### Directions for this task
Wherever "tutta" appears in a line, copy that line.

* START Data section *

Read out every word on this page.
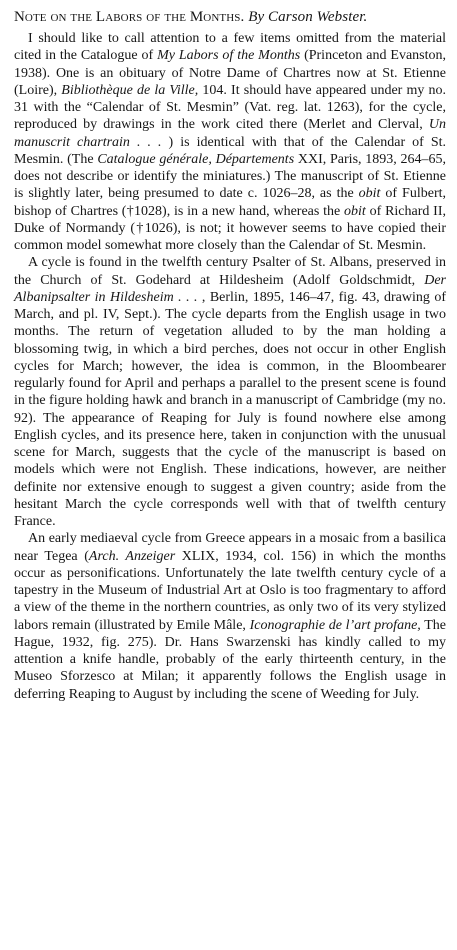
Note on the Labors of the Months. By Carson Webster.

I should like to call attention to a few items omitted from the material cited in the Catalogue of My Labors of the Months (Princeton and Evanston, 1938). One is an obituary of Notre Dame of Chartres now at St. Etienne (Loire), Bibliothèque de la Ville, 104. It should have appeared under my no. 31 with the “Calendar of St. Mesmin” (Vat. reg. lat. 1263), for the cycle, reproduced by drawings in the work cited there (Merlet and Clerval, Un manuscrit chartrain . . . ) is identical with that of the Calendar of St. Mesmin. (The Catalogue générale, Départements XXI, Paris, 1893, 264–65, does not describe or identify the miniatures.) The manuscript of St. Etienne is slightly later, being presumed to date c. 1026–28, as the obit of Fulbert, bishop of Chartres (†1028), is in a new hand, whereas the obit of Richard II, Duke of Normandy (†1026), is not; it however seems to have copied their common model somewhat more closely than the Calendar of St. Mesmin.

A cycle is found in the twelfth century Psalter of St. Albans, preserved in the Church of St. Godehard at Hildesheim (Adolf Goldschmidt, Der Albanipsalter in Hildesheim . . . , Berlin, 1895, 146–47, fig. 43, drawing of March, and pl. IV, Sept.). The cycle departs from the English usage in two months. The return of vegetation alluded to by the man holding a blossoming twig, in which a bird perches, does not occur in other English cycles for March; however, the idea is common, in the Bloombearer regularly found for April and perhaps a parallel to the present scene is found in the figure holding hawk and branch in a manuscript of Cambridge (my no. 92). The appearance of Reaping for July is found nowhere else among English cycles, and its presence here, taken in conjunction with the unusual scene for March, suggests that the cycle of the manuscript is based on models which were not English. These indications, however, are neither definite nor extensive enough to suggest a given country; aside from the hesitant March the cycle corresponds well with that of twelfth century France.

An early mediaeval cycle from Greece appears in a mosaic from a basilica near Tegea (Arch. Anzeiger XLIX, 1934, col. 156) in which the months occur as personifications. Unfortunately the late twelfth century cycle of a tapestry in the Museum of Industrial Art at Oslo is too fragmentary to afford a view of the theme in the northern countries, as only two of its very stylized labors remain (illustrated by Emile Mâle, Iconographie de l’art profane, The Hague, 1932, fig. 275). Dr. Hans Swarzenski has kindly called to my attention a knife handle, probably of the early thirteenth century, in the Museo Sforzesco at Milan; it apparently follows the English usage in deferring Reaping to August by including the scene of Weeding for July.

* END Data section *
* START Data section *

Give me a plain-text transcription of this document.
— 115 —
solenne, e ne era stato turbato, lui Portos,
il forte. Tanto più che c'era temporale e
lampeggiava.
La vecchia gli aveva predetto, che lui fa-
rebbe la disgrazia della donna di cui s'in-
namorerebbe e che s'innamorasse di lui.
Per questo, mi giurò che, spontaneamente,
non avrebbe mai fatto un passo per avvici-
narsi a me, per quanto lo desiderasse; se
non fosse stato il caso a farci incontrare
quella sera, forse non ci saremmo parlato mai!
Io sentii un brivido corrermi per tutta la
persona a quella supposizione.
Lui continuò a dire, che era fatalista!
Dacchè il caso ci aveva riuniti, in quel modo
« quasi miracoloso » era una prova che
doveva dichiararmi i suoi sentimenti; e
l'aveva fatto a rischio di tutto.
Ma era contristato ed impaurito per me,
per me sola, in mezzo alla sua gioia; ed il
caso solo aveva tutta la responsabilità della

* END Data section *

### Output of the task
Io sentii un brivido corrermi per tutta la
caso solo aveva tutta la responsabilità della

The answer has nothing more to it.